Exercise objective
Retype all of the listing exactly, passing over any picture you find.
— begin —
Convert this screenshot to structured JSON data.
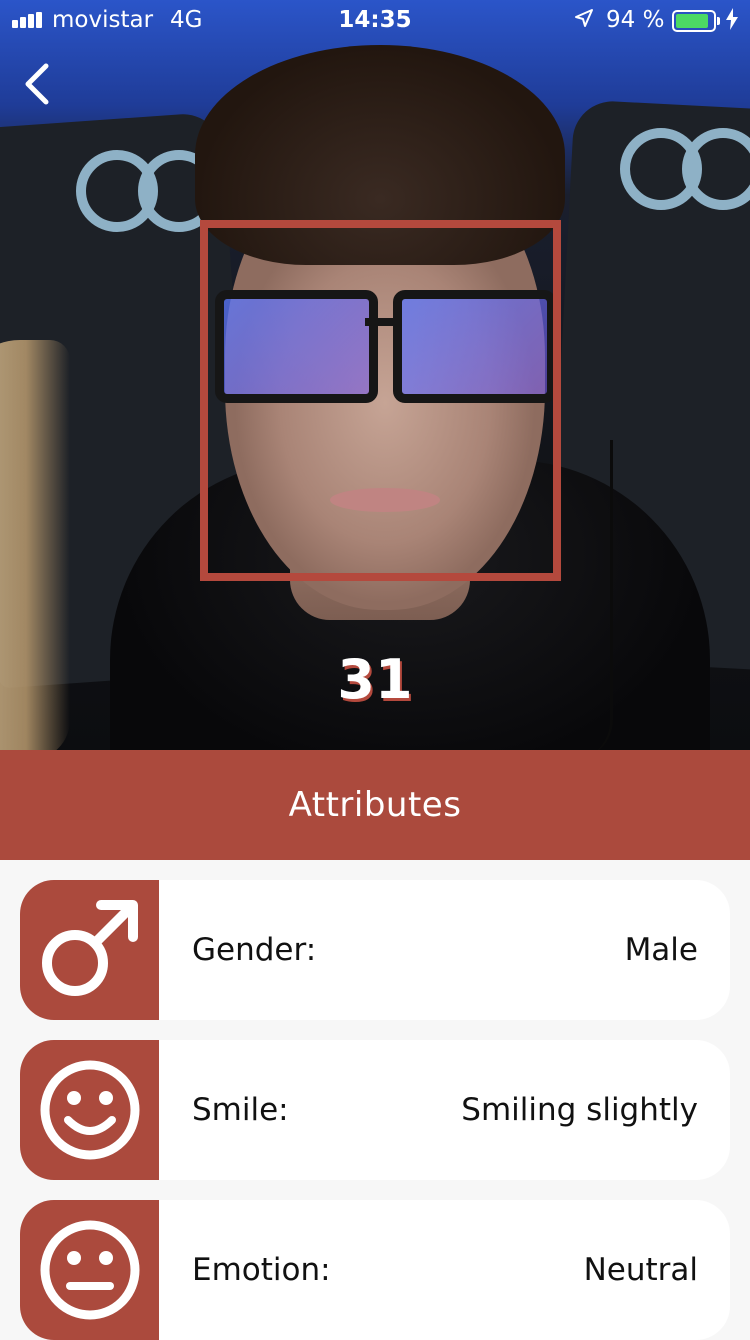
{
  "status_bar": {
    "carrier": "movistar",
    "network": "4G",
    "time": "14:35",
    "battery": "94 %",
    "battery_level": 0.94
  },
  "photo": {
    "age": "31"
  },
  "attributes": {
    "title": "Attributes",
    "items": [
      {
        "icon": "male-symbol-icon",
        "label": "Gender:",
        "value": "Male"
      },
      {
        "icon": "smiling-face-icon",
        "label": "Smile:",
        "value": "Smiling slightly"
      },
      {
        "icon": "neutral-face-icon",
        "label": "Emotion:",
        "value": "Neutral"
      }
    ]
  },
  "colors": {
    "accent": "#ab4a3d",
    "face_box": "#b4493d",
    "battery": "#4cd964"
  }
}
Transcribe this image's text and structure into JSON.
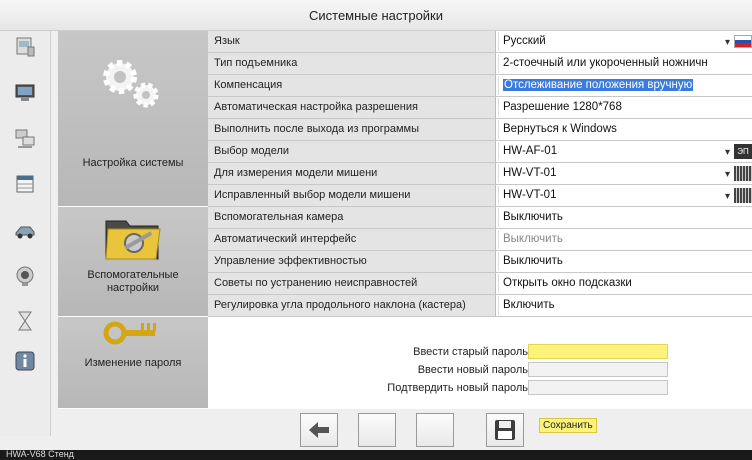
— end —
Answer to this problem
Convert this screenshot to structured JSON data.
{
  "status_bar": {
    "carrier": "movistar",
    "network": "4G",
    "time": "14:35",
    "battery": "94 %",
    "battery_level": 0.94
  },
  "photo": {
    "age": "31"
  },
  "attributes": {
    "title": "Attributes",
    "items": [
      {
        "icon": "male-symbol-icon",
        "label": "Gender:",
        "value": "Male"
      },
      {
        "icon": "smiling-face-icon",
        "label": "Smile:",
        "value": "Smiling slightly"
      },
      {
        "icon": "neutral-face-icon",
        "label": "Emotion:",
        "value": "Neutral"
      }
    ]
  },
  "colors": {
    "accent": "#ab4a3d",
    "face_box": "#b4493d",
    "battery": "#4cd964"
  }
}
Transcribe this image's text and structure into JSON.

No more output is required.